[Box annotation data]
=====

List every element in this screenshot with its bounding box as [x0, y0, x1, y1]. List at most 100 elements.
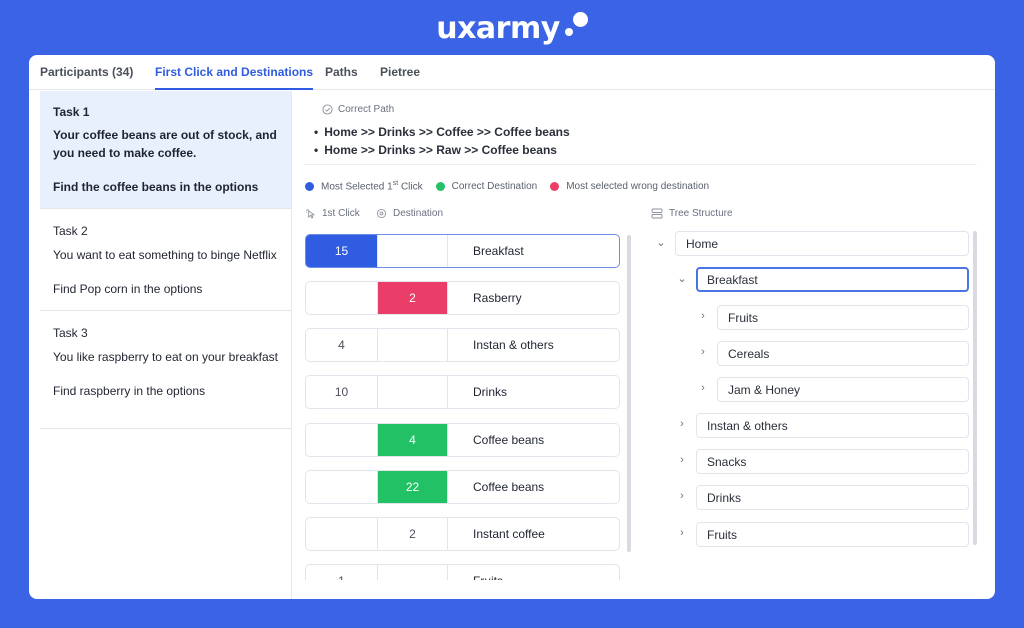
- tab-participants[interactable]: Participants (34): [40, 65, 133, 90]
- node-name: Instan & others: [473, 338, 554, 352]
- legend-most-selected: Most Selected 1st Click: [305, 180, 423, 192]
- destination-row[interactable]: 2 Rasberry: [305, 281, 620, 315]
- task-instruction: Find Pop corn in the options: [53, 282, 203, 296]
- chevron-right-icon[interactable]: ›: [676, 527, 688, 539]
- first-click-count: [306, 424, 377, 456]
- destination-count: 22: [377, 471, 448, 503]
- destination-row[interactable]: 15 Breakfast: [305, 234, 620, 268]
- task-item-2[interactable]: Task 2 You want to eat something to bing…: [40, 209, 291, 311]
- first-click-count: [306, 518, 377, 550]
- tree-node-cereals[interactable]: Cereals: [717, 341, 969, 366]
- first-click-count: 10: [334, 385, 349, 399]
- task-description: You like raspberry to eat on your breakf…: [53, 350, 279, 364]
- tree-node-jam-honey[interactable]: Jam & Honey: [717, 377, 969, 402]
- destination-count: [377, 235, 448, 267]
- destination-count: 2: [377, 518, 448, 550]
- first-click-header: 1st Click: [305, 208, 360, 219]
- tree-node-drinks[interactable]: Drinks: [696, 485, 969, 510]
- chevron-right-icon[interactable]: ›: [676, 454, 688, 466]
- chevron-right-icon[interactable]: ›: [697, 310, 709, 322]
- chevron-right-icon[interactable]: ›: [676, 490, 688, 502]
- destination-row[interactable]: 10 Drinks: [305, 375, 620, 409]
- chevron-right-icon[interactable]: ›: [676, 418, 688, 430]
- tree-icon: [651, 208, 663, 219]
- legend-wrong-label: Most selected wrong destination: [566, 180, 710, 192]
- tree-node-fruits-2[interactable]: Fruits: [696, 522, 969, 547]
- tree-node-breakfast[interactable]: Breakfast: [696, 267, 969, 292]
- destination-row[interactable]: 22 Coffee beans: [305, 470, 620, 504]
- destination-count: 4: [377, 424, 448, 456]
- correct-path-item: Home >> Drinks >> Coffee >> Coffee beans: [314, 125, 569, 139]
- destination-label: Destination: [393, 208, 444, 219]
- first-click-label: 1st Click: [322, 208, 360, 219]
- destination-row[interactable]: 4 Coffee beans: [305, 423, 620, 457]
- destination-rows: 15 Breakfast 2 Rasberry 4 Instan & other…: [305, 234, 620, 580]
- task-title: Task 3: [53, 326, 88, 340]
- chevron-right-icon[interactable]: ›: [697, 346, 709, 358]
- node-name: Breakfast: [473, 244, 524, 258]
- destination-header: Destination: [376, 208, 443, 219]
- task-item-3[interactable]: Task 3 You like raspberry to eat on your…: [40, 311, 291, 429]
- results-panel: Participants (34) First Click and Destin…: [29, 55, 995, 599]
- brand-mark-icon: [562, 12, 588, 38]
- destination-count: 2: [377, 282, 448, 314]
- correct-path-label: Correct Path: [338, 104, 395, 115]
- rows-scrollbar[interactable]: [627, 235, 631, 552]
- chevron-down-icon[interactable]: ⌄: [676, 272, 688, 285]
- task-title: Task 2: [53, 224, 88, 238]
- task-instruction: Find raspberry in the options: [53, 384, 206, 398]
- node-name: Rasberry: [473, 291, 522, 305]
- destination-count: [377, 376, 448, 408]
- correct-path-header: Correct Path: [322, 104, 394, 115]
- brand-name: uxarmy: [436, 10, 560, 46]
- tree-node-fruits[interactable]: Fruits: [717, 305, 969, 330]
- task-instruction: Find the coffee beans in the options: [53, 180, 259, 194]
- destination-count: [377, 329, 448, 361]
- cursor-click-icon: [305, 208, 316, 219]
- task-list: Task 1 Your coffee beans are out of stoc…: [40, 91, 291, 599]
- first-click-count: [306, 282, 377, 314]
- task-description: You want to eat something to binge Netfl…: [53, 248, 277, 262]
- chevron-down-icon[interactable]: ⌄: [655, 236, 667, 249]
- destination-row[interactable]: 1 Fruits: [305, 564, 620, 580]
- destination-row[interactable]: 4 Instan & others: [305, 328, 620, 362]
- node-name: Coffee beans: [473, 433, 545, 447]
- task-description: Your coffee beans are out of stock, and: [53, 128, 277, 142]
- green-dot-icon: [435, 181, 445, 191]
- tree-scrollbar[interactable]: [973, 231, 977, 545]
- red-dot-icon: [550, 181, 560, 191]
- first-click-count: 15: [306, 235, 377, 267]
- check-circle-icon: [322, 104, 333, 115]
- tree-structure-header: Tree Structure: [651, 208, 733, 219]
- task-title: Task 1: [53, 105, 90, 119]
- legend-correct: Correct Destination: [435, 180, 538, 192]
- task-description-line2: you need to make coffee.: [53, 146, 197, 160]
- node-name: Coffee beans: [473, 480, 545, 494]
- brand-logo: uxarmy: [0, 10, 1024, 46]
- target-icon: [376, 208, 387, 219]
- tree-node-snacks[interactable]: Snacks: [696, 449, 969, 474]
- tree-node-home[interactable]: Home: [675, 231, 969, 256]
- legend-wrong: Most selected wrong destination: [550, 181, 709, 192]
- task-item-1[interactable]: Task 1 Your coffee beans are out of stoc…: [40, 91, 291, 209]
- correct-path-item: Home >> Drinks >> Raw >> Coffee beans: [314, 143, 557, 157]
- first-click-count: 1: [306, 565, 377, 580]
- tab-bar: Participants (34) First Click and Destin…: [29, 55, 995, 90]
- section-divider: [304, 164, 977, 165]
- legend-most-selected-label: Most Selected 1st Click: [321, 180, 423, 193]
- node-name: Drinks: [473, 385, 508, 399]
- node-name: Fruits: [473, 565, 503, 580]
- chevron-right-icon[interactable]: ›: [697, 382, 709, 394]
- tab-paths[interactable]: Paths: [325, 65, 358, 90]
- sidebar-divider: [291, 91, 292, 599]
- blue-dot-icon: [305, 181, 314, 191]
- destination-count: [377, 565, 448, 580]
- tab-pietree[interactable]: Pietree: [380, 65, 420, 90]
- tab-first-click-destinations[interactable]: First Click and Destinations: [155, 65, 314, 90]
- destination-row[interactable]: 2 Instant coffee: [305, 517, 620, 551]
- first-click-count: [306, 471, 377, 503]
- node-name: Instant coffee: [473, 527, 545, 541]
- first-click-count: 4: [338, 338, 345, 352]
- legend-correct-label: Correct Destination: [451, 180, 538, 192]
- tree-node-instan-others[interactable]: Instan & others: [696, 413, 969, 438]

=====

PROBLEM: State how many lines of the records contain the string "brand", with case counting. Reply with the number alone.

REPLY: 3